_Written request:_
Return all lines in the material below that contain "ylabel".

_Data shown:_

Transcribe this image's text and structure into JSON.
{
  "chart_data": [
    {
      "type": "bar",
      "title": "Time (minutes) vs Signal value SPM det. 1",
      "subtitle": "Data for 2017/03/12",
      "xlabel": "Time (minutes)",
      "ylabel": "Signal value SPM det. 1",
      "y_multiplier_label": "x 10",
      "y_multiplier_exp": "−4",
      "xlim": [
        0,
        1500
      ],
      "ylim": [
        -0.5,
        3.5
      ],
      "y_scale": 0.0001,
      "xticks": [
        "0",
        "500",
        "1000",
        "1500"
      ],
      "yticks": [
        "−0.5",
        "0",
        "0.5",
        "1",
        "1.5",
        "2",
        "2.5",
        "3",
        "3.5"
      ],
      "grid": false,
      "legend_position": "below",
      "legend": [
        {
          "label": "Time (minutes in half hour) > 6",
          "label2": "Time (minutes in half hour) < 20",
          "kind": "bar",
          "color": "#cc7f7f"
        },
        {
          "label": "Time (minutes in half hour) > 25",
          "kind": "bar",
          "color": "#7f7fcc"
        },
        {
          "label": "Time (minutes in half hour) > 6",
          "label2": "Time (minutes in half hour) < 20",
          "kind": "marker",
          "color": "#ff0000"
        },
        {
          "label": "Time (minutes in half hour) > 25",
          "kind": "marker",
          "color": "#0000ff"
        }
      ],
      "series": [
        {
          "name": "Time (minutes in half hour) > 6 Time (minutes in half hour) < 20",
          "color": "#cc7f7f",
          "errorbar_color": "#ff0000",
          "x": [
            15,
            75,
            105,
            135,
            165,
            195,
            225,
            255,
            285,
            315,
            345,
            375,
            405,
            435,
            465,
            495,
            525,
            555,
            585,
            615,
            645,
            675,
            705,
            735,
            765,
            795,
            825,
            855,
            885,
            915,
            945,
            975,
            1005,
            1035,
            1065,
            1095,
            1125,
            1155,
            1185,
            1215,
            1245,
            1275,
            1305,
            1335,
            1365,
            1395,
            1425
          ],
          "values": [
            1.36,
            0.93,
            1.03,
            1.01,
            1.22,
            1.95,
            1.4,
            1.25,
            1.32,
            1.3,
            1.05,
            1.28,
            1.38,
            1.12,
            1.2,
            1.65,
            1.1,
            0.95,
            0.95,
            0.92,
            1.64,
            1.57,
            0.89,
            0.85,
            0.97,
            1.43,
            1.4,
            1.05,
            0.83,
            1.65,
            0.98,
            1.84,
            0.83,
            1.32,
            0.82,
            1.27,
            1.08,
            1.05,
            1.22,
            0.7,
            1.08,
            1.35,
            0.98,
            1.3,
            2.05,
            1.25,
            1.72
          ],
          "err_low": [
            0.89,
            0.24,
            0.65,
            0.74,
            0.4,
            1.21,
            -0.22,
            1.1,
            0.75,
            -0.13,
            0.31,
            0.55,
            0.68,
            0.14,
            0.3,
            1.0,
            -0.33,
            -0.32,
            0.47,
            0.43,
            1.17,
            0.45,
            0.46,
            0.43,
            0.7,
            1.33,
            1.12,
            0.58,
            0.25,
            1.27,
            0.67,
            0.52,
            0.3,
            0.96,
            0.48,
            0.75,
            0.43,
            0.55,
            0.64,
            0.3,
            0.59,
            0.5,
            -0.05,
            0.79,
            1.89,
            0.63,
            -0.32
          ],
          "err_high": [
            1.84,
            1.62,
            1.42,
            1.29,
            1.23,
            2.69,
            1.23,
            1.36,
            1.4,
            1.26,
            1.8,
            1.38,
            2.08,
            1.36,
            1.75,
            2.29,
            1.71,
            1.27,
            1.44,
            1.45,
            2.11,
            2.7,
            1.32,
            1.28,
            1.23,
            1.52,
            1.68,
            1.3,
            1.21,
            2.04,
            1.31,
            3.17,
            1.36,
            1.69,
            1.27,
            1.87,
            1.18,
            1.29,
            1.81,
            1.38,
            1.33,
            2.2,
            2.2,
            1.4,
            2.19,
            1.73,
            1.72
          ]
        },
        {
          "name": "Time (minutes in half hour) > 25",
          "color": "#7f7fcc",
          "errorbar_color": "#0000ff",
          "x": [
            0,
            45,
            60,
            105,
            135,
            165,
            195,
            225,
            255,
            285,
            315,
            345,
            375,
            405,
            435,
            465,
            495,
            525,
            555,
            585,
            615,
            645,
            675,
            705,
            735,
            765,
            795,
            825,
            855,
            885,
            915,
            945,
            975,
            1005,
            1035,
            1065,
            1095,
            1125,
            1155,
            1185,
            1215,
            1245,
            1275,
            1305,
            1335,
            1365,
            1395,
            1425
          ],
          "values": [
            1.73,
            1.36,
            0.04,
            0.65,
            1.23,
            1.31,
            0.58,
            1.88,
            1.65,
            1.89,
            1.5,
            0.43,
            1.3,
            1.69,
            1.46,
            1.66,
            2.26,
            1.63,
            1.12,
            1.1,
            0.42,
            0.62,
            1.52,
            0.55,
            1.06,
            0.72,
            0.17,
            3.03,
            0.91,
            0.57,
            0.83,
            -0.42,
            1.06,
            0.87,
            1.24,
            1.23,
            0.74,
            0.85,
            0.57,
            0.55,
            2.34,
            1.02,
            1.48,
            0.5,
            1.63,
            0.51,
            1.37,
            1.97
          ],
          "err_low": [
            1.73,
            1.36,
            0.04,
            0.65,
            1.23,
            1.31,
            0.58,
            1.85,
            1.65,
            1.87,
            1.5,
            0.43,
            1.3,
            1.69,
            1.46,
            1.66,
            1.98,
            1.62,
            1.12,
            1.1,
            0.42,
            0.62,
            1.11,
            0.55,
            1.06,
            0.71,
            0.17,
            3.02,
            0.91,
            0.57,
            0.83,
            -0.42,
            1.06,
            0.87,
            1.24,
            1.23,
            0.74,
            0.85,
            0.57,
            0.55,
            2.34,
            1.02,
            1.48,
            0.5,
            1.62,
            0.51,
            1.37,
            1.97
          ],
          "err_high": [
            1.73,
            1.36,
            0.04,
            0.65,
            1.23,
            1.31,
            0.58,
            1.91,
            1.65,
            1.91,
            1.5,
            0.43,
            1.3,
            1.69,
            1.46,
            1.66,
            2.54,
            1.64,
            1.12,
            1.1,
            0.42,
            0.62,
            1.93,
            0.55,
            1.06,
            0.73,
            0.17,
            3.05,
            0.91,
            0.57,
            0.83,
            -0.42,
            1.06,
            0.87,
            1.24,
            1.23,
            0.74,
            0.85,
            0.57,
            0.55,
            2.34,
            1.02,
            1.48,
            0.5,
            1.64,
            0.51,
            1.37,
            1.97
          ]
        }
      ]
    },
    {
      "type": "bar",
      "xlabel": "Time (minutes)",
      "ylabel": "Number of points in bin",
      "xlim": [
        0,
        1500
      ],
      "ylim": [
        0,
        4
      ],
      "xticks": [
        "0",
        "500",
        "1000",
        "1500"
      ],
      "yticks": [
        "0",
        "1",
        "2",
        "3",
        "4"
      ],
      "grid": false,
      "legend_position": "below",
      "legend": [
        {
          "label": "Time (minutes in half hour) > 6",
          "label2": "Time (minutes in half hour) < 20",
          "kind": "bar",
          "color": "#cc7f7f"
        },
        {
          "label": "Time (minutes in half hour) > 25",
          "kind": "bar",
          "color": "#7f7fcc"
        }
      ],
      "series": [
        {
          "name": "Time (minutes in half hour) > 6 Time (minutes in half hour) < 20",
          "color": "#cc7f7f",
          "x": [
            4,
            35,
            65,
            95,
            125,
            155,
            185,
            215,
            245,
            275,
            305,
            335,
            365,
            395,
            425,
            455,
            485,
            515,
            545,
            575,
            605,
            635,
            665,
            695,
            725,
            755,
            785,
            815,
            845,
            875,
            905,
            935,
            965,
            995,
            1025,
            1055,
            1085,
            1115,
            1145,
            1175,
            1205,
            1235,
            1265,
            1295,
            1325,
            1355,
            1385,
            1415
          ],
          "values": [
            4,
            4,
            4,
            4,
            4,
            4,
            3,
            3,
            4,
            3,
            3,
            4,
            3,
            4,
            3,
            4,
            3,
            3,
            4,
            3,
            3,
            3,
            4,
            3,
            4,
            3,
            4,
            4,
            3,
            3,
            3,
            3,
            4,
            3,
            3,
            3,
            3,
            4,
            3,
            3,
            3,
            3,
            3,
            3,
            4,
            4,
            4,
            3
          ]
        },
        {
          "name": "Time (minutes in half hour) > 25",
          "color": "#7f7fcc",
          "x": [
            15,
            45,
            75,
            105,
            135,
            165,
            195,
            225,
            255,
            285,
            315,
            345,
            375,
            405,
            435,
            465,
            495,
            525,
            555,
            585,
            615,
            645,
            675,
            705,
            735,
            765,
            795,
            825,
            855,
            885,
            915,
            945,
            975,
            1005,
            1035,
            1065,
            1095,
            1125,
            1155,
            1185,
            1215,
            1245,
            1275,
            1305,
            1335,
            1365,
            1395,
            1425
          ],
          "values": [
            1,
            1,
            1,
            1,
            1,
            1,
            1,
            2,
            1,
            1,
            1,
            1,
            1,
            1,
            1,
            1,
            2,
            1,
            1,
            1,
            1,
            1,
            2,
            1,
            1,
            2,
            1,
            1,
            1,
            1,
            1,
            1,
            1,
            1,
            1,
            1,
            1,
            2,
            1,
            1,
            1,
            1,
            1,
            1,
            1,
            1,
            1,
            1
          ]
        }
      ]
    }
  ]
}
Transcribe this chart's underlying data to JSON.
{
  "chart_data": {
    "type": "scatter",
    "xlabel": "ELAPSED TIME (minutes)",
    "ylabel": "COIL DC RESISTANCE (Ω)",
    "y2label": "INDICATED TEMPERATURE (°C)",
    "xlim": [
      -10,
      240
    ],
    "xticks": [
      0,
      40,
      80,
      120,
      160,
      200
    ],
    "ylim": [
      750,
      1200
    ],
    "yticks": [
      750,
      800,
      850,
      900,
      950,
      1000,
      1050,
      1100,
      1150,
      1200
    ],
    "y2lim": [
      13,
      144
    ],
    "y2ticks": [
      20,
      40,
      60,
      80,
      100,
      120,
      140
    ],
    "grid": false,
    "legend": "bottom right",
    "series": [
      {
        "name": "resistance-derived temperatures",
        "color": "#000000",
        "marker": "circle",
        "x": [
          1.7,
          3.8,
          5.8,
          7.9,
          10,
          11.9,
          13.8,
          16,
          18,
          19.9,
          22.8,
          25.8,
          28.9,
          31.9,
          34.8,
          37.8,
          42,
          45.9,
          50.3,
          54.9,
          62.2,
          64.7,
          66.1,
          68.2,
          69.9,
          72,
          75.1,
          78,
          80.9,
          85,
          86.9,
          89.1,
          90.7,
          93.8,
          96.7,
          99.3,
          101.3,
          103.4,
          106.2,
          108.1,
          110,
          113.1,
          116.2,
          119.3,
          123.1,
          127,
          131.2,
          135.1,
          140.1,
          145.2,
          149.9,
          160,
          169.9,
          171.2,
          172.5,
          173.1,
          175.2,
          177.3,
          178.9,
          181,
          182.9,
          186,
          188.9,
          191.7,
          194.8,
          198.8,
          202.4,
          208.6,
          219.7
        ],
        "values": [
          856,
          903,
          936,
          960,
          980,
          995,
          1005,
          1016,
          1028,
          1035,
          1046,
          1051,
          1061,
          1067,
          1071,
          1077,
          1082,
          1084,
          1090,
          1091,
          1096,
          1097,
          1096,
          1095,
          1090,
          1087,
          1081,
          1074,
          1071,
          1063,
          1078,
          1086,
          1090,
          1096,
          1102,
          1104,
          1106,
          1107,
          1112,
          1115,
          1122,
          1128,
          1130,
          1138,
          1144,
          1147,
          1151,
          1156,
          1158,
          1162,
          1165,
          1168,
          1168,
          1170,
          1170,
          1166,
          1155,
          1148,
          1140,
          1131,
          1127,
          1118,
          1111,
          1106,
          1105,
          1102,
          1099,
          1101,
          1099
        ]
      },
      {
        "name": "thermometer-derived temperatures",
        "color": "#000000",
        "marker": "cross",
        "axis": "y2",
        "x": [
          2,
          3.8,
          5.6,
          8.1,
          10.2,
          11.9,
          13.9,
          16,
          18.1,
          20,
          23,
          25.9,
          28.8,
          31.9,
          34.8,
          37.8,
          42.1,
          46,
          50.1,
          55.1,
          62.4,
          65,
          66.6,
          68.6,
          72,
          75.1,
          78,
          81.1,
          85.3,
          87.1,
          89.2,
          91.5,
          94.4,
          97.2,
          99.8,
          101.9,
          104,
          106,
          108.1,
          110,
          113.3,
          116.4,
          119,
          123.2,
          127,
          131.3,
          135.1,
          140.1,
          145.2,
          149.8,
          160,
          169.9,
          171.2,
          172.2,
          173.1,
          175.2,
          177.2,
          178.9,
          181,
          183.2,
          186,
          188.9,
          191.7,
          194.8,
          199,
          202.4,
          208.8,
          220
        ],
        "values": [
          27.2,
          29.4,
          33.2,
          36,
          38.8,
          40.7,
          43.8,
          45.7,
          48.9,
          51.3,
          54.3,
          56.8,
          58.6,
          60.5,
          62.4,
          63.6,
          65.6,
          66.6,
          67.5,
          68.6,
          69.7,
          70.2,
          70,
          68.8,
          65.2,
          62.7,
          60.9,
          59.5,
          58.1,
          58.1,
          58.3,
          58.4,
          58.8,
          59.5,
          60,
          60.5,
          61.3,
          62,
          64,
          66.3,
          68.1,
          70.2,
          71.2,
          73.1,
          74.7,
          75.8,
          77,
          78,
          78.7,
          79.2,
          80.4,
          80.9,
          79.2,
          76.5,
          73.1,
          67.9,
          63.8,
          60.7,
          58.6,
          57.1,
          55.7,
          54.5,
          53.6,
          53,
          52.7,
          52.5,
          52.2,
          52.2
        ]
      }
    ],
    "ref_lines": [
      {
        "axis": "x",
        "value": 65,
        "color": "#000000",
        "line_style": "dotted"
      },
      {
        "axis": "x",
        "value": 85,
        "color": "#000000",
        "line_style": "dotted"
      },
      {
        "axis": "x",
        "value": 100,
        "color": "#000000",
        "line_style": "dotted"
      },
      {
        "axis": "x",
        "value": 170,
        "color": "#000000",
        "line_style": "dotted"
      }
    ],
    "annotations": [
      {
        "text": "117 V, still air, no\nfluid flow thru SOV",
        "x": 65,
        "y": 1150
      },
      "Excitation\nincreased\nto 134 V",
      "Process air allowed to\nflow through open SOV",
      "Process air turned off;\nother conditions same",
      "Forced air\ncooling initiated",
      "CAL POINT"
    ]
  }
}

_Solution:_
      "ylabel": "Signal value SPM det. 1",
      "ylabel": "Number of points in bin",
    "ylabel": "COIL DC RESISTANCE (Ω)",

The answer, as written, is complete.